Stored items from a collection
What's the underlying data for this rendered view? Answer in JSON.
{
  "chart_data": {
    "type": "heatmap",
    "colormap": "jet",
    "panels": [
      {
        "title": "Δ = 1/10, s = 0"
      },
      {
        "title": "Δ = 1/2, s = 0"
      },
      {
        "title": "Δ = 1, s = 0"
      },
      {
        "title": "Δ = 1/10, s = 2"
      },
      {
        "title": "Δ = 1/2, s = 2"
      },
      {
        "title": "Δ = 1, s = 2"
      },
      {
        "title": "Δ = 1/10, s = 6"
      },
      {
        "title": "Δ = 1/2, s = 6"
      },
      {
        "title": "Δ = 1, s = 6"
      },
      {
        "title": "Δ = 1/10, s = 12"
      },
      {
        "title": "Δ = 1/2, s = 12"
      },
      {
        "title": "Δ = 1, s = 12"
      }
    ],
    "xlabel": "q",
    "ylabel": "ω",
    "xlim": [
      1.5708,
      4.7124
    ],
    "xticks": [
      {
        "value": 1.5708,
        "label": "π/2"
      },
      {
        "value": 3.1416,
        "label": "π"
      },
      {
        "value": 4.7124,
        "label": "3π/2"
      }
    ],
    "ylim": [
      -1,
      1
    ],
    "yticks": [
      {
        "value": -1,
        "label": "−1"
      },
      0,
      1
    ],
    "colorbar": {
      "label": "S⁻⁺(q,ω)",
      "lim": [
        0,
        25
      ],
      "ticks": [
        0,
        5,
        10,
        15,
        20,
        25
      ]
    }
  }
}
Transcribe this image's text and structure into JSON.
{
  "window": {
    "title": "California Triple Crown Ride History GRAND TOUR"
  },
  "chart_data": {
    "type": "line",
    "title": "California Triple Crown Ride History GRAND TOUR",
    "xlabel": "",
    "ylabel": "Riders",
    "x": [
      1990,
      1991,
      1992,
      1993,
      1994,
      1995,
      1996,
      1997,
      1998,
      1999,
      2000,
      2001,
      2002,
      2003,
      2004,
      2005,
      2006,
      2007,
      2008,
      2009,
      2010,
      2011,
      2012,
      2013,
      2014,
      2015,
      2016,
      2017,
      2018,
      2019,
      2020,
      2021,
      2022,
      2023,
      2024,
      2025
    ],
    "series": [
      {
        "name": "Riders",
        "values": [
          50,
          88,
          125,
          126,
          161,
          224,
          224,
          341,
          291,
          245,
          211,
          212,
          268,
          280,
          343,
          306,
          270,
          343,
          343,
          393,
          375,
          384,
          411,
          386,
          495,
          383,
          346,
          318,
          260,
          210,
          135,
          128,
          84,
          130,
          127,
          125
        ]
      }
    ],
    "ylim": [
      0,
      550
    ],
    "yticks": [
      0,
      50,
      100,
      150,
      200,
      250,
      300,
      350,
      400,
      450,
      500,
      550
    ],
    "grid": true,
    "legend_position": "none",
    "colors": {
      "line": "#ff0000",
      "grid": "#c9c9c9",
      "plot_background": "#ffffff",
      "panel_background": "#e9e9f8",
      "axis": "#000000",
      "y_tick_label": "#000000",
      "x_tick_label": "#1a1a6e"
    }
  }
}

● **AIM**
Write out every record verbatim.

● **ANSWER TO THE PROBLEM**
What's the underlying data for this rendered view? Answer in JSON.
{
  "chart_data": {
    "type": "heatmap",
    "colormap": "jet",
    "panels": [
      {
        "title": "Δ = 1/10, s = 0"
      },
      {
        "title": "Δ = 1/2, s = 0"
      },
      {
        "title": "Δ = 1, s = 0"
      },
      {
        "title": "Δ = 1/10, s = 2"
      },
      {
        "title": "Δ = 1/2, s = 2"
      },
      {
        "title": "Δ = 1, s = 2"
      },
      {
        "title": "Δ = 1/10, s = 6"
      },
      {
        "title": "Δ = 1/2, s = 6"
      },
      {
        "title": "Δ = 1, s = 6"
      },
      {
        "title": "Δ = 1/10, s = 12"
      },
      {
        "title": "Δ = 1/2, s = 12"
      },
      {
        "title": "Δ = 1, s = 12"
      }
    ],
    "xlabel": "q",
    "ylabel": "ω",
    "xlim": [
      1.5708,
      4.7124
    ],
    "xticks": [
      {
        "value": 1.5708,
        "label": "π/2"
      },
      {
        "value": 3.1416,
        "label": "π"
      },
      {
        "value": 4.7124,
        "label": "3π/2"
      }
    ],
    "ylim": [
      -1,
      1
    ],
    "yticks": [
      {
        "value": -1,
        "label": "−1"
      },
      0,
      1
    ],
    "colorbar": {
      "label": "S⁻⁺(q,ω)",
      "lim": [
        0,
        25
      ],
      "ticks": [
        0,
        5,
        10,
        15,
        20,
        25
      ]
    }
  }
}
Transcribe this image's text and structure into JSON.
{
  "window": {
    "title": "California Triple Crown Ride History GRAND TOUR"
  },
  "chart_data": {
    "type": "line",
    "title": "California Triple Crown Ride History GRAND TOUR",
    "xlabel": "",
    "ylabel": "Riders",
    "x": [
      1990,
      1991,
      1992,
      1993,
      1994,
      1995,
      1996,
      1997,
      1998,
      1999,
      2000,
      2001,
      2002,
      2003,
      2004,
      2005,
      2006,
      2007,
      2008,
      2009,
      2010,
      2011,
      2012,
      2013,
      2014,
      2015,
      2016,
      2017,
      2018,
      2019,
      2020,
      2021,
      2022,
      2023,
      2024,
      2025
    ],
    "series": [
      {
        "name": "Riders",
        "values": [
          50,
          88,
          125,
          126,
          161,
          224,
          224,
          341,
          291,
          245,
          211,
          212,
          268,
          280,
          343,
          306,
          270,
          343,
          343,
          393,
          375,
          384,
          411,
          386,
          495,
          383,
          346,
          318,
          260,
          210,
          135,
          128,
          84,
          130,
          127,
          125
        ]
      }
    ],
    "ylim": [
      0,
      550
    ],
    "yticks": [
      0,
      50,
      100,
      150,
      200,
      250,
      300,
      350,
      400,
      450,
      500,
      550
    ],
    "grid": true,
    "legend_position": "none",
    "colors": {
      "line": "#ff0000",
      "grid": "#c9c9c9",
      "plot_background": "#ffffff",
      "panel_background": "#e9e9f8",
      "axis": "#000000",
      "y_tick_label": "#000000",
      "x_tick_label": "#1a1a6e"
    }
  }
}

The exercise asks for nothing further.